Structured figure records
━━━━━━━━━━

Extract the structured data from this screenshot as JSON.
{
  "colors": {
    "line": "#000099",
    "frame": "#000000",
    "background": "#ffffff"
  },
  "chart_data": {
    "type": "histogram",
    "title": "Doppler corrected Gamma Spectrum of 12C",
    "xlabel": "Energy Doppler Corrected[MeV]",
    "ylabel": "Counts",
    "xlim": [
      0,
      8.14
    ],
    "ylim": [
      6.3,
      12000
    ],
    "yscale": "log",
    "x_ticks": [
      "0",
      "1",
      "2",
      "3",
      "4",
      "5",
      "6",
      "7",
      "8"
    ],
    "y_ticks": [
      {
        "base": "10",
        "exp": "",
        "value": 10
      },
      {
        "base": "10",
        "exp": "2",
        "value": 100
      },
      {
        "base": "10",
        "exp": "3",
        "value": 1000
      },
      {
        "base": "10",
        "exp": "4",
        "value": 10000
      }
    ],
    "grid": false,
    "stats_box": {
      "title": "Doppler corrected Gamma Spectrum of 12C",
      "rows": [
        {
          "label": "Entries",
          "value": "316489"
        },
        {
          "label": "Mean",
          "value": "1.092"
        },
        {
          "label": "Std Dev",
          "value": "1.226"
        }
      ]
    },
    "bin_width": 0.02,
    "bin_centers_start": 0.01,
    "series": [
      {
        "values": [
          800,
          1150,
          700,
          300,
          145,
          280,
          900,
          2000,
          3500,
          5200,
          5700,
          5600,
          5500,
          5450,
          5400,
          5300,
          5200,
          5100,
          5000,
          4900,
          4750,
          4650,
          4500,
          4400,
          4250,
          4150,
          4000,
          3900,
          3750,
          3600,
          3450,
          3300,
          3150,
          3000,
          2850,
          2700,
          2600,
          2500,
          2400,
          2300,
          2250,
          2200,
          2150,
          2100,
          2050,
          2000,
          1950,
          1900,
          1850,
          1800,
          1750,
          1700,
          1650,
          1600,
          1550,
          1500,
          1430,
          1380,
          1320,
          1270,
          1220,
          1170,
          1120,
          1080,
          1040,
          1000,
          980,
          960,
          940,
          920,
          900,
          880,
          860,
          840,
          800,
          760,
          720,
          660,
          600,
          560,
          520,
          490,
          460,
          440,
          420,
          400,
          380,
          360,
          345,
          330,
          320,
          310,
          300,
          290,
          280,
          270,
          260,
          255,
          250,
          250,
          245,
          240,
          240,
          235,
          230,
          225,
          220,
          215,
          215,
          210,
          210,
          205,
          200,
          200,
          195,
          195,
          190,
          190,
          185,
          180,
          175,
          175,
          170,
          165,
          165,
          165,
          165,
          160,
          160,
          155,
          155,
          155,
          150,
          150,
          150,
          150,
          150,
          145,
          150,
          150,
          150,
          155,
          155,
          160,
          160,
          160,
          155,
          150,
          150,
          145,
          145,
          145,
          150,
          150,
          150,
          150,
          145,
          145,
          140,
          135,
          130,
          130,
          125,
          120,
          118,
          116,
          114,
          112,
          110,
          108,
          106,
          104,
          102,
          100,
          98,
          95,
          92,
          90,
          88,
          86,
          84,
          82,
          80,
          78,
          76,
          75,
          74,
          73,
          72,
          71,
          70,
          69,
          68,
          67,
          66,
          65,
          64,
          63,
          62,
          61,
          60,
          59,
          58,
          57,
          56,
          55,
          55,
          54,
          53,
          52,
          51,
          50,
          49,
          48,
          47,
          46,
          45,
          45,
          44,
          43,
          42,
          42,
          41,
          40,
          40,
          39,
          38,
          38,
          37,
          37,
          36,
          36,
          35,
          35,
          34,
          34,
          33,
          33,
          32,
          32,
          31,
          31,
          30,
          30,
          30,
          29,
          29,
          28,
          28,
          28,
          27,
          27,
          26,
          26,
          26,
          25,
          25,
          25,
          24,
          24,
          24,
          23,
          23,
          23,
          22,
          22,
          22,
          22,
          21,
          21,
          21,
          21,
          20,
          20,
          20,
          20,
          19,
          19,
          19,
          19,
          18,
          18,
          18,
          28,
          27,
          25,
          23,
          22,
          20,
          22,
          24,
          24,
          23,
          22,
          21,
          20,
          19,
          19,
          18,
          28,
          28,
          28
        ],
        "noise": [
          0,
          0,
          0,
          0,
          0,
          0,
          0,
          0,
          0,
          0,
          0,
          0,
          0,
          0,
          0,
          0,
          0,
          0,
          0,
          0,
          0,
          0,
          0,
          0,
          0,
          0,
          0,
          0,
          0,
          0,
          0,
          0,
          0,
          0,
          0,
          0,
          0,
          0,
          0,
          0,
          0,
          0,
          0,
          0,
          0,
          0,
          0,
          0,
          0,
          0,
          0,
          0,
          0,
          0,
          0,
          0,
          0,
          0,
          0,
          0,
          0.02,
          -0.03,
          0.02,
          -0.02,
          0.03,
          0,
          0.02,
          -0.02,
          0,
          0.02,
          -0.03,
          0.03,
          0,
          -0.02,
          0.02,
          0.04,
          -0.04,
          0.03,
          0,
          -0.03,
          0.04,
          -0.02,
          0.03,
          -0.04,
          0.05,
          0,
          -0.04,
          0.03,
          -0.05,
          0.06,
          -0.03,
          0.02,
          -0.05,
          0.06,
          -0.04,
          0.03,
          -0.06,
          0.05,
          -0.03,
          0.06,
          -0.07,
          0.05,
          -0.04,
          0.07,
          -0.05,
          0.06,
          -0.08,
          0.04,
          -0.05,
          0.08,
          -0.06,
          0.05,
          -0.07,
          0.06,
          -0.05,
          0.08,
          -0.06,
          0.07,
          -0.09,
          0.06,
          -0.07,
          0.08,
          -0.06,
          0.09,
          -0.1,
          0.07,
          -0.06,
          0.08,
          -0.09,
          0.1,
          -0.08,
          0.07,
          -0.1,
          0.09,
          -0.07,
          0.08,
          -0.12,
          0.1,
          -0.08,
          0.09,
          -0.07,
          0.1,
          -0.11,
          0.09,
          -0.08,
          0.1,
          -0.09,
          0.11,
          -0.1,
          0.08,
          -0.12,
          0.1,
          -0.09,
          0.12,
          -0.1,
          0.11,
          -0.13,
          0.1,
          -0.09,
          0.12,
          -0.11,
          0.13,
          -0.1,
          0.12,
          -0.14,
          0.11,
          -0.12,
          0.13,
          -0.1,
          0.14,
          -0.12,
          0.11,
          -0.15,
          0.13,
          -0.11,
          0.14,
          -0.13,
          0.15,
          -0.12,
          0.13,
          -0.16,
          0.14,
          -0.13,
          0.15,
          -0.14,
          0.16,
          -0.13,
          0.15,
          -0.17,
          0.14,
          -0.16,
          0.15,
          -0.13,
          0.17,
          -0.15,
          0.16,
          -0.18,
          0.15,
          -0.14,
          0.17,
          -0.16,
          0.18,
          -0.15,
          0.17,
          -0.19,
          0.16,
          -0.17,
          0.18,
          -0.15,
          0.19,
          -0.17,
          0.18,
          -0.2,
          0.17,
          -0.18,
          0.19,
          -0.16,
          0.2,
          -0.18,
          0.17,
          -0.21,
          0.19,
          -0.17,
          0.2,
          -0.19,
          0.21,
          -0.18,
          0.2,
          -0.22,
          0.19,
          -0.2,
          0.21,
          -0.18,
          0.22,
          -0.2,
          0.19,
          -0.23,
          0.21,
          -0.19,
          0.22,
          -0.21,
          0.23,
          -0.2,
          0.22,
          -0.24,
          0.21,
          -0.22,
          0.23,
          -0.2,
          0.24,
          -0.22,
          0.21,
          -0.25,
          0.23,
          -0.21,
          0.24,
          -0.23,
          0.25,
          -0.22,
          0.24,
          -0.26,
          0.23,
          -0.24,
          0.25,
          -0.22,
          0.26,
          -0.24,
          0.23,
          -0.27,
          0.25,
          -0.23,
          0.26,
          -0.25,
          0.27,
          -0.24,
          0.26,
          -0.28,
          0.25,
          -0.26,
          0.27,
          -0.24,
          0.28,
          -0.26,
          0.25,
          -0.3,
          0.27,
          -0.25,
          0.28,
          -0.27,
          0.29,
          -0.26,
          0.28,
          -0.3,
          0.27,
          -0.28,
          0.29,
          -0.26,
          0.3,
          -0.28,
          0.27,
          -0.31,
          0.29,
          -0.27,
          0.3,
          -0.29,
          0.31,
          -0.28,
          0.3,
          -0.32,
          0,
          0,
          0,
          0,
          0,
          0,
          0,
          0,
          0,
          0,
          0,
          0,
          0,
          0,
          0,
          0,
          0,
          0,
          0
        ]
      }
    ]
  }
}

━━━━━━━━━━

Aim:
Write out every line of the preceding listing that contains "Doppler".

Task solution:
    "title": "Doppler corrected Gamma Spectrum of 12C",
    "xlabel": "Energy Doppler Corrected[MeV]",
      "title": "Doppler corrected Gamma Spectrum of 12C",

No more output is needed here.